- **ABOUT THIS EXERCISE**:
Keep the wording of every entry exactly as it is while leaving the pictures out of your copy.

(Page image transcription data)
○ ○ ○ ○

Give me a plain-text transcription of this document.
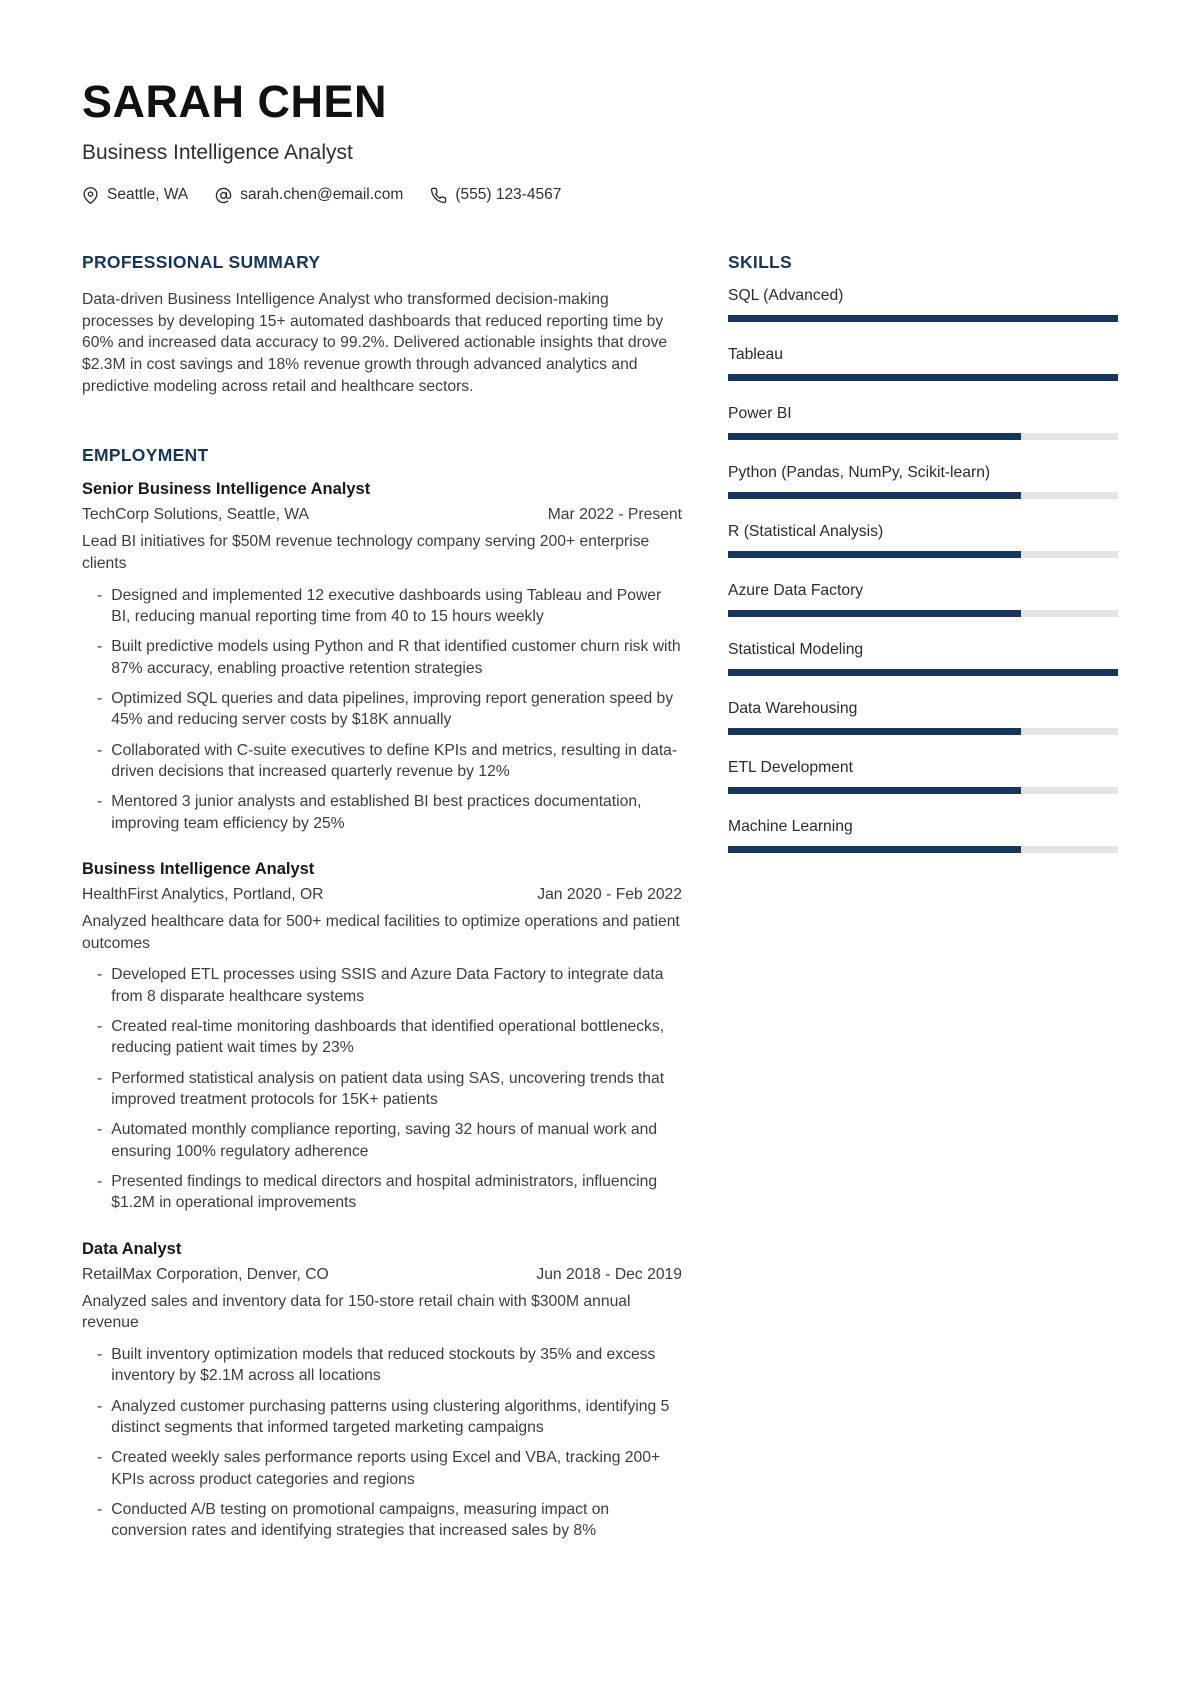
SARAH CHEN
Business Intelligence Analyst
Seattle, WA	sarah.chen@email.com	(555) 123-4567
PROFESSIONAL SUMMARY

Data-driven Business Intelligence Analyst who transformed decision-making processes by developing 15+ automated dashboards that reduced reporting time by 60% and increased data accuracy to 99.2%. Delivered actionable insights that drove $2.3M in cost savings and 18% revenue growth through advanced analytics and predictive modeling across retail and healthcare sectors.

EMPLOYMENT
Senior Business Intelligence Analyst
TechCorp Solutions, Seattle, WA	Mar 2022 - Present
Lead BI initiatives for $50M revenue technology company serving 200+ enterprise clients
- Designed and implemented 12 executive dashboards using Tableau and Power BI, reducing manual reporting time from 40 to 15 hours weekly
- Built predictive models using Python and R that identified customer churn risk with 87% accuracy, enabling proactive retention strategies
- Optimized SQL queries and data pipelines, improving report generation speed by 45% and reducing server costs by $18K annually
- Collaborated with C-suite executives to define KPIs and metrics, resulting in data-driven decisions that increased quarterly revenue by 12%
- Mentored 3 junior analysts and established BI best practices documentation, improving team efficiency by 25%
Business Intelligence Analyst
HealthFirst Analytics, Portland, OR	Jan 2020 - Feb 2022
Analyzed healthcare data for 500+ medical facilities to optimize operations and patient outcomes
- Developed ETL processes using SSIS and Azure Data Factory to integrate data from 8 disparate healthcare systems
- Created real-time monitoring dashboards that identified operational bottlenecks, reducing patient wait times by 23%
- Performed statistical analysis on patient data using SAS, uncovering trends that improved treatment protocols for 15K+ patients
- Automated monthly compliance reporting, saving 32 hours of manual work and ensuring 100% regulatory adherence
- Presented findings to medical directors and hospital administrators, influencing $1.2M in operational improvements
Data Analyst
RetailMax Corporation, Denver, CO	Jun 2018 - Dec 2019
Analyzed sales and inventory data for 150-store retail chain with $300M annual revenue
- Built inventory optimization models that reduced stockouts by 35% and excess inventory by $2.1M across all locations
- Analyzed customer purchasing patterns using clustering algorithms, identifying 5 distinct segments that informed targeted marketing campaigns
- Created weekly sales performance reports using Excel and VBA, tracking 200+ KPIs across product categories and regions
- Conducted A/B testing on promotional campaigns, measuring impact on conversion rates and identifying strategies that increased sales by 8%
SKILLS
SQL (Advanced)
Tableau
Power BI
Python (Pandas, NumPy, Scikit-learn)
R (Statistical Analysis)
Azure Data Factory
Statistical Modeling
Data Warehousing
ETL Development
Machine Learning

○ ○ ○ ○

- **RESULT**:
Give me a plain-text transcription of this document.
SARAH CHEN
Business Intelligence Analyst
Seattle, WA	sarah.chen@email.com	(555) 123-4567
PROFESSIONAL SUMMARY

Data-driven Business Intelligence Analyst who transformed decision-making processes by developing 15+ automated dashboards that reduced reporting time by 60% and increased data accuracy to 99.2%. Delivered actionable insights that drove $2.3M in cost savings and 18% revenue growth through advanced analytics and predictive modeling across retail and healthcare sectors.

EMPLOYMENT
Senior Business Intelligence Analyst
TechCorp Solutions, Seattle, WA	Mar 2022 - Present
Lead BI initiatives for $50M revenue technology company serving 200+ enterprise clients
- Designed and implemented 12 executive dashboards using Tableau and Power BI, reducing manual reporting time from 40 to 15 hours weekly
- Built predictive models using Python and R that identified customer churn risk with 87% accuracy, enabling proactive retention strategies
- Optimized SQL queries and data pipelines, improving report generation speed by 45% and reducing server costs by $18K annually
- Collaborated with C-suite executives to define KPIs and metrics, resulting in data-driven decisions that increased quarterly revenue by 12%
- Mentored 3 junior analysts and established BI best practices documentation, improving team efficiency by 25%
Business Intelligence Analyst
HealthFirst Analytics, Portland, OR	Jan 2020 - Feb 2022
Analyzed healthcare data for 500+ medical facilities to optimize operations and patient outcomes
- Developed ETL processes using SSIS and Azure Data Factory to integrate data from 8 disparate healthcare systems
- Created real-time monitoring dashboards that identified operational bottlenecks, reducing patient wait times by 23%
- Performed statistical analysis on patient data using SAS, uncovering trends that improved treatment protocols for 15K+ patients
- Automated monthly compliance reporting, saving 32 hours of manual work and ensuring 100% regulatory adherence
- Presented findings to medical directors and hospital administrators, influencing $1.2M in operational improvements
Data Analyst
RetailMax Corporation, Denver, CO	Jun 2018 - Dec 2019
Analyzed sales and inventory data for 150-store retail chain with $300M annual revenue
- Built inventory optimization models that reduced stockouts by 35% and excess inventory by $2.1M across all locations
- Analyzed customer purchasing patterns using clustering algorithms, identifying 5 distinct segments that informed targeted marketing campaigns
- Created weekly sales performance reports using Excel and VBA, tracking 200+ KPIs across product categories and regions
- Conducted A/B testing on promotional campaigns, measuring impact on conversion rates and identifying strategies that increased sales by 8%
SKILLS
SQL (Advanced)
Tableau
Power BI
Python (Pandas, NumPy, Scikit-learn)
R (Statistical Analysis)
Azure Data Factory
Statistical Modeling
Data Warehousing
ETL Development
Machine Learning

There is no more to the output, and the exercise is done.